Sukasto Efendi

Personal information
- Full name: Sukasto Efendi
- Date of birth: 21 January 1981 (age 45)
- Place of birth: Malang, Indonesia
- Height: 1.72 m (5 ft 8 in)
- Position: Goalkeeper

Senior career*
- Years: Team / Apps / (Gls)
- 2000–2004: Persekaba Badung / 32 / (0)
- 2004–2013: Persema Malang / 165 / (0)
- 2014: Gresik United / 9 / (0)
- 2015–2017: Perseru Serui / 54 / (0)
- 2018: Madura / 5 / (0)
- 2019: Persis Solo / 4 / (0)
- 2019: PSGC Ciamis / 9 / (0)
- 2020–2021: Kalteng Putra / 2 / (0)
- Total:  / 280 / (0)

= Sukasto Efendi =

Indonesian association footballer

Sukasto Efendi (born 21 January 1981) is an Indonesian former footballer who plays as a goalkeeper.

==Club career==
===Kalteng Putra===
He was signed for Kalteng Putra to play in Liga 2 in the 2020 season. This season was suspended on 27 March 2020 due to the COVID-19 pandemic. The season was abandoned and was declared void on 20 January 2021.

────────────────

**The task**
Copy the stretch of the Sukasto Efendi profile from "- Position: Goalkeeper" through "Ciamis / 9 / (0)", keeping every word and mark unchanged. None of the items has any bearing on this exercise.

────────────────

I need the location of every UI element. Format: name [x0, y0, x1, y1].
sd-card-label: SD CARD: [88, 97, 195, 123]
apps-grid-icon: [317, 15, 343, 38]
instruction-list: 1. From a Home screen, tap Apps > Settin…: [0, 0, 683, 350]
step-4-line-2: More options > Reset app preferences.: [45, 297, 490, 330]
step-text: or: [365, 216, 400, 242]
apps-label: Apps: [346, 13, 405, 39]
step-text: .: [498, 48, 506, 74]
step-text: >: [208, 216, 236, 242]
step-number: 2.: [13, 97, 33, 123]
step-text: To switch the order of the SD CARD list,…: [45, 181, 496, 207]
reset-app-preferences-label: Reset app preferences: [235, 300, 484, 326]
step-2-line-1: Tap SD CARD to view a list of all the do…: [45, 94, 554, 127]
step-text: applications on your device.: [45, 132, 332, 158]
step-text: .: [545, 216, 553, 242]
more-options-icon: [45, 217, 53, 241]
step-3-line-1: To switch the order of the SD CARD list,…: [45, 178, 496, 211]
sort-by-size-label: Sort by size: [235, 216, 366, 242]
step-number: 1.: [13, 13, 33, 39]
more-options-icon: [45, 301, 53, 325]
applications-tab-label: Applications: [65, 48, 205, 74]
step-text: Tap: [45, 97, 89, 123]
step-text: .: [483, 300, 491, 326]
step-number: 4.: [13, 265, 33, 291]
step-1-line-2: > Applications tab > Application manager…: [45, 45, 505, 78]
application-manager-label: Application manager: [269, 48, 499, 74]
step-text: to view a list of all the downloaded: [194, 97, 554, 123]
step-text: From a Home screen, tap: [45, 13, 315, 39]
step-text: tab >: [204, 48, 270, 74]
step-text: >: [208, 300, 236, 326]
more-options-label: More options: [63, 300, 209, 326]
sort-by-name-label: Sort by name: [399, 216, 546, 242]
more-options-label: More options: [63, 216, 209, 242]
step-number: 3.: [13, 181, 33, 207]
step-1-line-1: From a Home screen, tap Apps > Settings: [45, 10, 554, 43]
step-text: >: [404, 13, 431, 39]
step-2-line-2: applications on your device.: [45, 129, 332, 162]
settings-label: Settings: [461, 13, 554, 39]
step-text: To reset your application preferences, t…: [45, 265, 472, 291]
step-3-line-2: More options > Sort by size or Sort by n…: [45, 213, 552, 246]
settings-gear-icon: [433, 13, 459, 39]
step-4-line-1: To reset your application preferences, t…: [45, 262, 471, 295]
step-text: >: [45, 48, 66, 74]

────────────────

**Exercise response**
- Position: Goalkeeper

Senior career*
- Years: Team / Apps / (Gls)
- 2000–2004: Persekaba Badung / 32 / (0)
- 2004–2013: Persema Malang / 165 / (0)
- 2014: Gresik United / 9 / (0)
- 2015–2017: Perseru Serui / 54 / (0)
- 2018: Madura / 5 / (0)
- 2019: Persis Solo / 4 / (0)
- 2019: PSGC Ciamis / 9 / (0)